→ Reading text:
Start
Orioles agree to one-year deal with pitcher Chris Tillman, according to reports

SARASOTA, Fla. -- A person familiar with the negotiations says pitcher Chris Tillman and the Baltimore Orioles have agreed to a $3 million, one-year contract.

The deal includes performance bonuses, the person told The Associated Press on condition of anonymity Monday because the deal had not yet been announced.

Tillman was 1-7 with a 7.84 ERA in 19 starts and five relief appearances last year. He would be the second starter added by the Orioles in the past week after right-hander Andrew Cashner.

Tillman likely would join right-handers Dylan Bundy, Kevin Gausman and Cashner in the rotation.

The 29-year-old right-hander lives in Sarasota and had been working out at the Orioles' facility before spring training. Manager Buck Showalter watched Tillman throw and was impressed.

Tillman began last season on the disabled list with right shoulder stiffness.

"Better than he did last year at this time. I think he's got the chance to pitch well for somebody this year," Showalter said. "A lot of the challenges he had last year -- this time last year -- aren't there. Somebody's going to reap the benefits."

Tillman's is 73-55 with a 4.43 ERA in nine major league seasons, all with the Orioles. He won 16 games in both 2013 and 2016.

"He's a guy when he's healthy you can bank on him giving you 200 innings and keeping his ERA between a 3 and a 4," Gausman said. "That in the AL East is always going to be very valuable."
End
→ The request:
Answer these questions using the article about Chris Tillman and the Orioles.
(a) How much is Tillman's contract worth, and how long does it run?
(b) What were Tillman's win-loss record and ERA last year?
(c) Why did Tillman start last season on the disabled list?

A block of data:
Start
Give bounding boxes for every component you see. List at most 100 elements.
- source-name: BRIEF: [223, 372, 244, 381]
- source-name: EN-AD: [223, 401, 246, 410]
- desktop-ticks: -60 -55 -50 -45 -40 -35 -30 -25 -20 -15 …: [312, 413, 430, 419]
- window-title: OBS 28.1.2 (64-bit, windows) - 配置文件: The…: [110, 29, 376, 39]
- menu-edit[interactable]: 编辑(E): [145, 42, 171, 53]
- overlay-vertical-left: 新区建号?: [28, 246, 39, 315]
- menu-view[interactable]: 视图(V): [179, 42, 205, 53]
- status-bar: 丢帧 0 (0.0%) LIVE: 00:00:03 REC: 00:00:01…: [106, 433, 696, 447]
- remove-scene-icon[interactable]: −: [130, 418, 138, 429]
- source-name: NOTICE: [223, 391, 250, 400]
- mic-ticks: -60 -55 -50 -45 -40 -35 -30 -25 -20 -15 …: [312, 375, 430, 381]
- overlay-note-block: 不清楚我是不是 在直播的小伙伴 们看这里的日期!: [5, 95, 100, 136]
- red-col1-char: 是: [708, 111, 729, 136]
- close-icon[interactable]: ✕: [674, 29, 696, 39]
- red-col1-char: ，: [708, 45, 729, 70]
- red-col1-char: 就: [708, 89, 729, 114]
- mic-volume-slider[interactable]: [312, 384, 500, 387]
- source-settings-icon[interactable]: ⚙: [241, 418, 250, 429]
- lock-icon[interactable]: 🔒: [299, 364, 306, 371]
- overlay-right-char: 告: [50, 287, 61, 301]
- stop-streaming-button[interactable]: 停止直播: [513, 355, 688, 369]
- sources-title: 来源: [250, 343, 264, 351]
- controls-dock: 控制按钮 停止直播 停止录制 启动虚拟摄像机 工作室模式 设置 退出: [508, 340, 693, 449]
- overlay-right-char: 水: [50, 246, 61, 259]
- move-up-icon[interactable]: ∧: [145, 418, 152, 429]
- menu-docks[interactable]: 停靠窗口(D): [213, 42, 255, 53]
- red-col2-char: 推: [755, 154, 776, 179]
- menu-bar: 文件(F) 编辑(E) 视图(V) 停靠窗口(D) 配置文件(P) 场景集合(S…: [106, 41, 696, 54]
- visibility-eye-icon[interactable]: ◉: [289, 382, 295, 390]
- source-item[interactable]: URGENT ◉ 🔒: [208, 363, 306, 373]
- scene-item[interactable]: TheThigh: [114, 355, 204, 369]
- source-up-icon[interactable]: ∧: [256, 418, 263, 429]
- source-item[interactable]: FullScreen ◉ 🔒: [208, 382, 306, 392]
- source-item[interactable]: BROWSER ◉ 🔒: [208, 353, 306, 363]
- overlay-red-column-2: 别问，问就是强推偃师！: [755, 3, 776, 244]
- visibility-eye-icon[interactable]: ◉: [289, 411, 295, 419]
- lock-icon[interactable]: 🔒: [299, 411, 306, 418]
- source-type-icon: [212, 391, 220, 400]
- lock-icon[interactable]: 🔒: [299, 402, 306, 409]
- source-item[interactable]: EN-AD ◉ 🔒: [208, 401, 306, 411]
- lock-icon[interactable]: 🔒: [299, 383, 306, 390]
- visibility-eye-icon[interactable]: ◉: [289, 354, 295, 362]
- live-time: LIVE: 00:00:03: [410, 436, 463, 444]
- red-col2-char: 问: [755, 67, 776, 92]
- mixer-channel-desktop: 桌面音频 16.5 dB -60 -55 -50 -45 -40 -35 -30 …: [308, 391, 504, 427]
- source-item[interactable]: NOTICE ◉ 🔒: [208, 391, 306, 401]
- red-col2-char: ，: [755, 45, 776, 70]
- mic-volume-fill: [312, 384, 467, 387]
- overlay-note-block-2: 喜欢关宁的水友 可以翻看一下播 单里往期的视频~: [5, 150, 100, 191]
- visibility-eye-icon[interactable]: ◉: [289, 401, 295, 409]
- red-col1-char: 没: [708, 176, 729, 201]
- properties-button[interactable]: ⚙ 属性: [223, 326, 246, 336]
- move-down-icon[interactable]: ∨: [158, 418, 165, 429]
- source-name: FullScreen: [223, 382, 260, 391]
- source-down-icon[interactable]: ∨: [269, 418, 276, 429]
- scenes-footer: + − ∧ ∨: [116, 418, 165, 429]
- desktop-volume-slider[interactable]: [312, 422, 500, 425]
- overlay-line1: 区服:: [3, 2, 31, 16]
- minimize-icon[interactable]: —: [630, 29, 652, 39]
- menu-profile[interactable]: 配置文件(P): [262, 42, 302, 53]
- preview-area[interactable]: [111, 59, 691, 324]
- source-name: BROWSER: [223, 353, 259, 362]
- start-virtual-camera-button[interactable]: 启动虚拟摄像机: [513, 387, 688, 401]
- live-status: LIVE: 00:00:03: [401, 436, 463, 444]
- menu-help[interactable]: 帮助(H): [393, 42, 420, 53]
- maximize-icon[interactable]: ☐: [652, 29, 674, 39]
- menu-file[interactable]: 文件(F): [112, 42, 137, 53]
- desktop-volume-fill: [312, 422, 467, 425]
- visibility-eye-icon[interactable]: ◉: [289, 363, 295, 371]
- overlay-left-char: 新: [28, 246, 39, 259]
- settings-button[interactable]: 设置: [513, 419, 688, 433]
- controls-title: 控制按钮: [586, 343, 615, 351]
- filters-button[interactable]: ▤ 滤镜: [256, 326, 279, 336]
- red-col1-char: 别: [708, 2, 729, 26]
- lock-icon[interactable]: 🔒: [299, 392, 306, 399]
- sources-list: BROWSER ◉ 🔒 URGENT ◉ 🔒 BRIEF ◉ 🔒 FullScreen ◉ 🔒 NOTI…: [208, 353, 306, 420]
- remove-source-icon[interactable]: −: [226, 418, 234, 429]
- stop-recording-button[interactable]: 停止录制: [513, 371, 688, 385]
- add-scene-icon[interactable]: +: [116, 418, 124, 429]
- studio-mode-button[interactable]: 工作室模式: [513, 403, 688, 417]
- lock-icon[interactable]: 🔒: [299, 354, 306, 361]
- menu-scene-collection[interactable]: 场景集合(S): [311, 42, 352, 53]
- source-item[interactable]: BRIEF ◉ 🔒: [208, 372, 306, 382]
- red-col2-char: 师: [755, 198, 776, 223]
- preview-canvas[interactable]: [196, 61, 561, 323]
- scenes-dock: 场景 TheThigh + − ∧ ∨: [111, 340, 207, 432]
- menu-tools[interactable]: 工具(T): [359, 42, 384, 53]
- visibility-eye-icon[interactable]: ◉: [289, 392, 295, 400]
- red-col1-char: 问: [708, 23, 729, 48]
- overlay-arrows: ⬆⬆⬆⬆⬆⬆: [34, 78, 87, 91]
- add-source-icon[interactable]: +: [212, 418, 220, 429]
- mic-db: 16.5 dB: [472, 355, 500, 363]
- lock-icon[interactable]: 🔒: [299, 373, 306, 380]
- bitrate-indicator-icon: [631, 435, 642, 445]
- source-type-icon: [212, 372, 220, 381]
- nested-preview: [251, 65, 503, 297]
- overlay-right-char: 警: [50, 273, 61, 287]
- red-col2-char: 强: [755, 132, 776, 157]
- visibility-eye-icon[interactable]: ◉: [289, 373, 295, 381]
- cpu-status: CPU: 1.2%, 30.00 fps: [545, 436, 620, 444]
End
→ Solution for this task:
(a) $3 million for one year.
(b) 1-7 with a 7.84 ERA.
(c) Right shoulder stiffness.